Objective
Each line below that contains "Output" counts once; report the total and nothing more.

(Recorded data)

--------------------------------

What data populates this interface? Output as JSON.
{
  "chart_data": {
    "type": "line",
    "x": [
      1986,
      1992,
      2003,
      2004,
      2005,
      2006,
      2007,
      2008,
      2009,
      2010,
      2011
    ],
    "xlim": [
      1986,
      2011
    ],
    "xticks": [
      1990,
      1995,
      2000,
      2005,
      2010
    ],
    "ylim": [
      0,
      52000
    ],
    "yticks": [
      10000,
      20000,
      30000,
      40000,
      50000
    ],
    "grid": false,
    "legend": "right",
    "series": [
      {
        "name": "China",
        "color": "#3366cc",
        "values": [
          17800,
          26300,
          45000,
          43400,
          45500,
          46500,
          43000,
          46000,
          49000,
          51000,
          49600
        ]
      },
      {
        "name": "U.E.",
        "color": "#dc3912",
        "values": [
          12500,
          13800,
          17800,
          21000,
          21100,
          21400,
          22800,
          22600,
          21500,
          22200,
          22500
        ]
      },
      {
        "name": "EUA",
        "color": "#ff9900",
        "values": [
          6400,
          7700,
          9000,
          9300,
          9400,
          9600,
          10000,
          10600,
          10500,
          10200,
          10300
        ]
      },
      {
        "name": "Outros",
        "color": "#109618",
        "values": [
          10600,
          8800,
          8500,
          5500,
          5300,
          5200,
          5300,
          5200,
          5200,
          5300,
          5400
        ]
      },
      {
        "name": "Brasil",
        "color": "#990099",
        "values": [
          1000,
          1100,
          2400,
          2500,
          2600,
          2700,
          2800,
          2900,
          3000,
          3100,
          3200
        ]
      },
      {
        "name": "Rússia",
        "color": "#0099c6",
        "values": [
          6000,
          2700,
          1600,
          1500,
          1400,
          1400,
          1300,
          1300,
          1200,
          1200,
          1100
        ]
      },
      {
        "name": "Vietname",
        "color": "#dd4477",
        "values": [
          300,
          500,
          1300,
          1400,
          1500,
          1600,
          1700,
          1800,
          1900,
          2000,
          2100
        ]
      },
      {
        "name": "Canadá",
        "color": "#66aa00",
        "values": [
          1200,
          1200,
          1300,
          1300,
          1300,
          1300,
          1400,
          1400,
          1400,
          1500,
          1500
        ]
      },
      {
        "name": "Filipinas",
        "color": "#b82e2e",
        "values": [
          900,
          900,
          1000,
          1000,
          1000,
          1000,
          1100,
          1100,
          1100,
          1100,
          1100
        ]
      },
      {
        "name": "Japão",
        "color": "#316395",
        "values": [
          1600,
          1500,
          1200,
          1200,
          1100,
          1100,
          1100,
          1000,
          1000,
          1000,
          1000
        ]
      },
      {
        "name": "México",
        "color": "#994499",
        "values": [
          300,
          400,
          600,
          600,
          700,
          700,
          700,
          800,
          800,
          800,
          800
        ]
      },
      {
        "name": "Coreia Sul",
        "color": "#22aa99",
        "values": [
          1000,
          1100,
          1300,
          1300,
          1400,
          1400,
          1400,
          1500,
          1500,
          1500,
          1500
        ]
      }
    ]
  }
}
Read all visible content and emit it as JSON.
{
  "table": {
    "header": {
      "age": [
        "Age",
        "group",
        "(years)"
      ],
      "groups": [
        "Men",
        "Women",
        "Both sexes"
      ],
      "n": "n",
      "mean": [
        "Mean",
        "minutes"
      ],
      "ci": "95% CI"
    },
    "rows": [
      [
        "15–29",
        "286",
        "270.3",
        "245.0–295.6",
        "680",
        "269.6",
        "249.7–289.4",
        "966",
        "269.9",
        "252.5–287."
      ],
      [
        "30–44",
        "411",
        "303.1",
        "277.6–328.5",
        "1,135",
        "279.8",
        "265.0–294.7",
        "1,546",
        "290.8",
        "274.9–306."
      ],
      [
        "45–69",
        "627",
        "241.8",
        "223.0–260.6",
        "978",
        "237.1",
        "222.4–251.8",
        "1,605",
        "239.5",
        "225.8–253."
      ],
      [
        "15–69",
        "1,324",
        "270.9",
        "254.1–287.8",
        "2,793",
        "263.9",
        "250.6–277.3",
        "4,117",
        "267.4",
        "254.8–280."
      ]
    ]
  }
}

--------------------------------

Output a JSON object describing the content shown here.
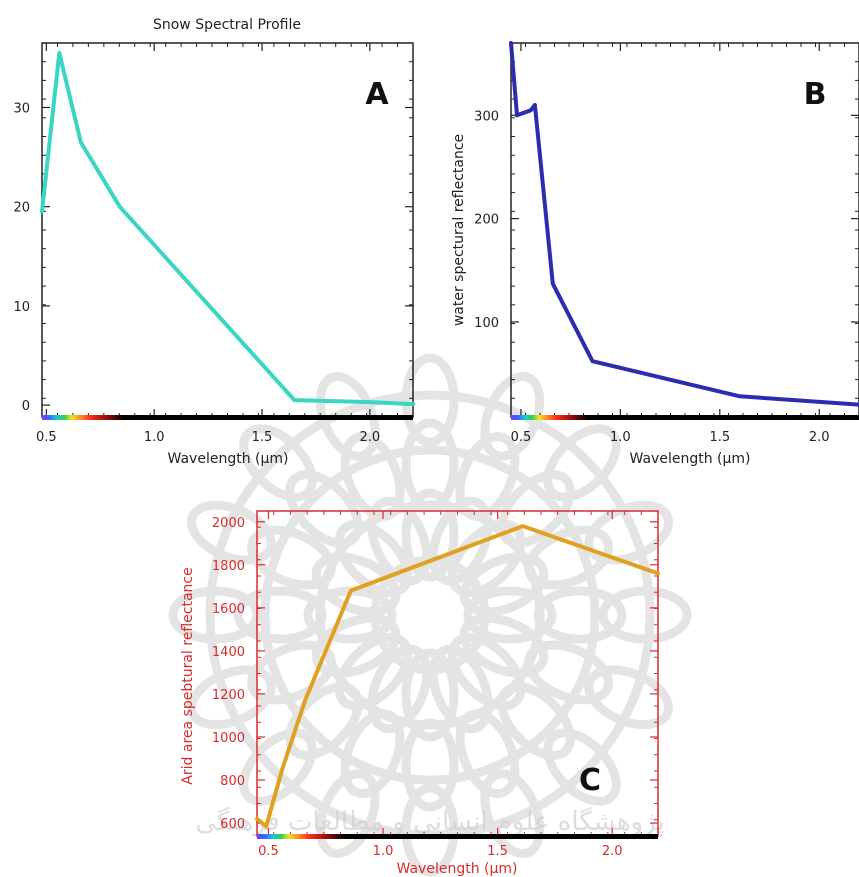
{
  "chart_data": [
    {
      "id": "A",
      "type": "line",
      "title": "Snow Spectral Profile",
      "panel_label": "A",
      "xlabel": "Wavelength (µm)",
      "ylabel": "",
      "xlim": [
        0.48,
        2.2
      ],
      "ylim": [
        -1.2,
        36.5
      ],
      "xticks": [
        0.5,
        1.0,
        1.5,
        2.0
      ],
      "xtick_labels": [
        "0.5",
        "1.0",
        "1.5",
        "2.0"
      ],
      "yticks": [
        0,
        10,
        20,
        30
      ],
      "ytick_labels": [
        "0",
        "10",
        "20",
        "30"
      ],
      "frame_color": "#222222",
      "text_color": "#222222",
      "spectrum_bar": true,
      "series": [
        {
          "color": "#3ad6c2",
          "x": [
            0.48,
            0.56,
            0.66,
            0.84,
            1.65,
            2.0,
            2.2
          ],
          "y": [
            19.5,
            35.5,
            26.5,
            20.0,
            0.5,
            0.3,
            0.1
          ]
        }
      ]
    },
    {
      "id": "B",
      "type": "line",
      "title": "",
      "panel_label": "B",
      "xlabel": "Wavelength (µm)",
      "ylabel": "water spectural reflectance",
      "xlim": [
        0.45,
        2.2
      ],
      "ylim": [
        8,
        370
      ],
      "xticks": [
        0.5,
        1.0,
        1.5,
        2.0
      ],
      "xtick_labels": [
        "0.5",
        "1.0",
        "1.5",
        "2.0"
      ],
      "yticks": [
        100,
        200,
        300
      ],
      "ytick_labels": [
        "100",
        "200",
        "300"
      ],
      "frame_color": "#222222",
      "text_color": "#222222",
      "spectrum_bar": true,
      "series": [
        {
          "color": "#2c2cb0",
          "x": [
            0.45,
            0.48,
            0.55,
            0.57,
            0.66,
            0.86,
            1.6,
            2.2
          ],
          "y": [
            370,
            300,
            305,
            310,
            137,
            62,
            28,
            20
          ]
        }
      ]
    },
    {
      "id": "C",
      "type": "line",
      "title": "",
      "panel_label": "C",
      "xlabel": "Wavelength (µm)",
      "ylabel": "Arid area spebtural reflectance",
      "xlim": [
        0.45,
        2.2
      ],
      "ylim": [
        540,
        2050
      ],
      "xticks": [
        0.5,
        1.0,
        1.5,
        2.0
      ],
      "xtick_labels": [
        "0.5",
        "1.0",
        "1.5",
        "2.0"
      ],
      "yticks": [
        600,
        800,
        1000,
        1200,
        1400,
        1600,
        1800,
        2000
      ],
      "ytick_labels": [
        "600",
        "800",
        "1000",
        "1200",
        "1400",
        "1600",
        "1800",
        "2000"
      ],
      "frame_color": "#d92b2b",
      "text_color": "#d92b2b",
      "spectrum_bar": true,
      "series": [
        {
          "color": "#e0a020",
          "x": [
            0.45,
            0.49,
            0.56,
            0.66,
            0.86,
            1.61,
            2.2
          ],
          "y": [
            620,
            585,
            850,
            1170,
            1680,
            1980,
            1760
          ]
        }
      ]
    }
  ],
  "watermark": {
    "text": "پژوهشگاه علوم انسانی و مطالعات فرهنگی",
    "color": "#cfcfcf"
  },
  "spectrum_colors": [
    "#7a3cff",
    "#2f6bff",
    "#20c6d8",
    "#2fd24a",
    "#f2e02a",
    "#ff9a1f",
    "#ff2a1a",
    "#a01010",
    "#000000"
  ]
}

--------------------------------

Worked solution
2